-- Start of Material to process --

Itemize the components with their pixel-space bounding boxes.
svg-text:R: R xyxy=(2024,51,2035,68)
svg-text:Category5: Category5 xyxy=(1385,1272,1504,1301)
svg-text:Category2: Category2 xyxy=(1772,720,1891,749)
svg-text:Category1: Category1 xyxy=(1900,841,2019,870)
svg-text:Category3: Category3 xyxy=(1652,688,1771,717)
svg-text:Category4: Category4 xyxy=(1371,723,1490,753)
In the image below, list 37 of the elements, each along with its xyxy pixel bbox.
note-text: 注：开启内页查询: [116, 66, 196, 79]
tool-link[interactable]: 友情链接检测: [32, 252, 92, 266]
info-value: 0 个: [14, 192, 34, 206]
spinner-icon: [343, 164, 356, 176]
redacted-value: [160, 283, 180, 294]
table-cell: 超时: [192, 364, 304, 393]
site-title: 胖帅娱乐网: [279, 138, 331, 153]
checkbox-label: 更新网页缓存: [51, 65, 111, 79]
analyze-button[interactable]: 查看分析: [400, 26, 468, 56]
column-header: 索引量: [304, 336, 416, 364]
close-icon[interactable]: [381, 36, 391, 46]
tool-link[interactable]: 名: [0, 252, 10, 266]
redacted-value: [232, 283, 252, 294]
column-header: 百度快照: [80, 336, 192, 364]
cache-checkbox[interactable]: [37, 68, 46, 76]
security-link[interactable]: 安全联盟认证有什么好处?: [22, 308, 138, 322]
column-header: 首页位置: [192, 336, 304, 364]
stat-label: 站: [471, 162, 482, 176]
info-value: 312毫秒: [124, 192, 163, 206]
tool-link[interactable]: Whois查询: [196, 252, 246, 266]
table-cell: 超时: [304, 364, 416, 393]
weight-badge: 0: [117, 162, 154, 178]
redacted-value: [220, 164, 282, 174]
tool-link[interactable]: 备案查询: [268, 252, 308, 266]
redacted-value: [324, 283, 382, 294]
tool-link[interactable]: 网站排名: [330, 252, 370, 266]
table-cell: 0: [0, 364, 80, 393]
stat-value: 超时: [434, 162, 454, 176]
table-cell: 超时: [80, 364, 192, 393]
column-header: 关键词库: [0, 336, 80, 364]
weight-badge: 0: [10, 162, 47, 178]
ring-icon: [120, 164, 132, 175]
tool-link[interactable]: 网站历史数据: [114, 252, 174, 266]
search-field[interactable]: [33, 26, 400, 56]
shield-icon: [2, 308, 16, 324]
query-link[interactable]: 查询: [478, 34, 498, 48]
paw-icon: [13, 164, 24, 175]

-- End of Material to process --

- The problem
Copy out all of the records above, line for line, with no changes.

- Written solution
Itemize the components with their pixel-space bounding boxes.
svg-text:R: R xyxy=(2024,51,2035,68)
svg-text:Category5: Category5 xyxy=(1385,1272,1504,1301)
svg-text:Category2: Category2 xyxy=(1772,720,1891,749)
svg-text:Category1: Category1 xyxy=(1900,841,2019,870)
svg-text:Category3: Category3 xyxy=(1652,688,1771,717)
svg-text:Category4: Category4 xyxy=(1371,723,1490,753)
In the image below, list 37 of the elements, each along with its xyxy pixel bbox.
note-text: 注：开启内页查询: [116, 66, 196, 79]
tool-link[interactable]: 友情链接检测: [32, 252, 92, 266]
info-value: 0 个: [14, 192, 34, 206]
spinner-icon: [343, 164, 356, 176]
redacted-value: [160, 283, 180, 294]
table-cell: 超时: [192, 364, 304, 393]
site-title: 胖帅娱乐网: [279, 138, 331, 153]
checkbox-label: 更新网页缓存: [51, 65, 111, 79]
analyze-button[interactable]: 查看分析: [400, 26, 468, 56]
column-header: 索引量: [304, 336, 416, 364]
close-icon[interactable]: [381, 36, 391, 46]
tool-link[interactable]: 名: [0, 252, 10, 266]
redacted-value: [232, 283, 252, 294]
column-header: 百度快照: [80, 336, 192, 364]
cache-checkbox[interactable]: [37, 68, 46, 76]
security-link[interactable]: 安全联盟认证有什么好处?: [22, 308, 138, 322]
column-header: 首页位置: [192, 336, 304, 364]
stat-label: 站: [471, 162, 482, 176]
info-value: 312毫秒: [124, 192, 163, 206]
tool-link[interactable]: Whois查询: [196, 252, 246, 266]
table-cell: 超时: [304, 364, 416, 393]
weight-badge: 0: [117, 162, 154, 178]
redacted-value: [220, 164, 282, 174]
tool-link[interactable]: 备案查询: [268, 252, 308, 266]
redacted-value: [324, 283, 382, 294]
tool-link[interactable]: 网站排名: [330, 252, 370, 266]
table-cell: 0: [0, 364, 80, 393]
stat-value: 超时: [434, 162, 454, 176]
table-cell: 超时: [80, 364, 192, 393]
column-header: 关键词库: [0, 336, 80, 364]
weight-badge: 0: [10, 162, 47, 178]
ring-icon: [120, 164, 132, 175]
tool-link[interactable]: 网站历史数据: [114, 252, 174, 266]
search-field[interactable]: [33, 26, 400, 56]
shield-icon: [2, 308, 16, 324]
query-link[interactable]: 查询: [478, 34, 498, 48]
paw-icon: [13, 164, 24, 175]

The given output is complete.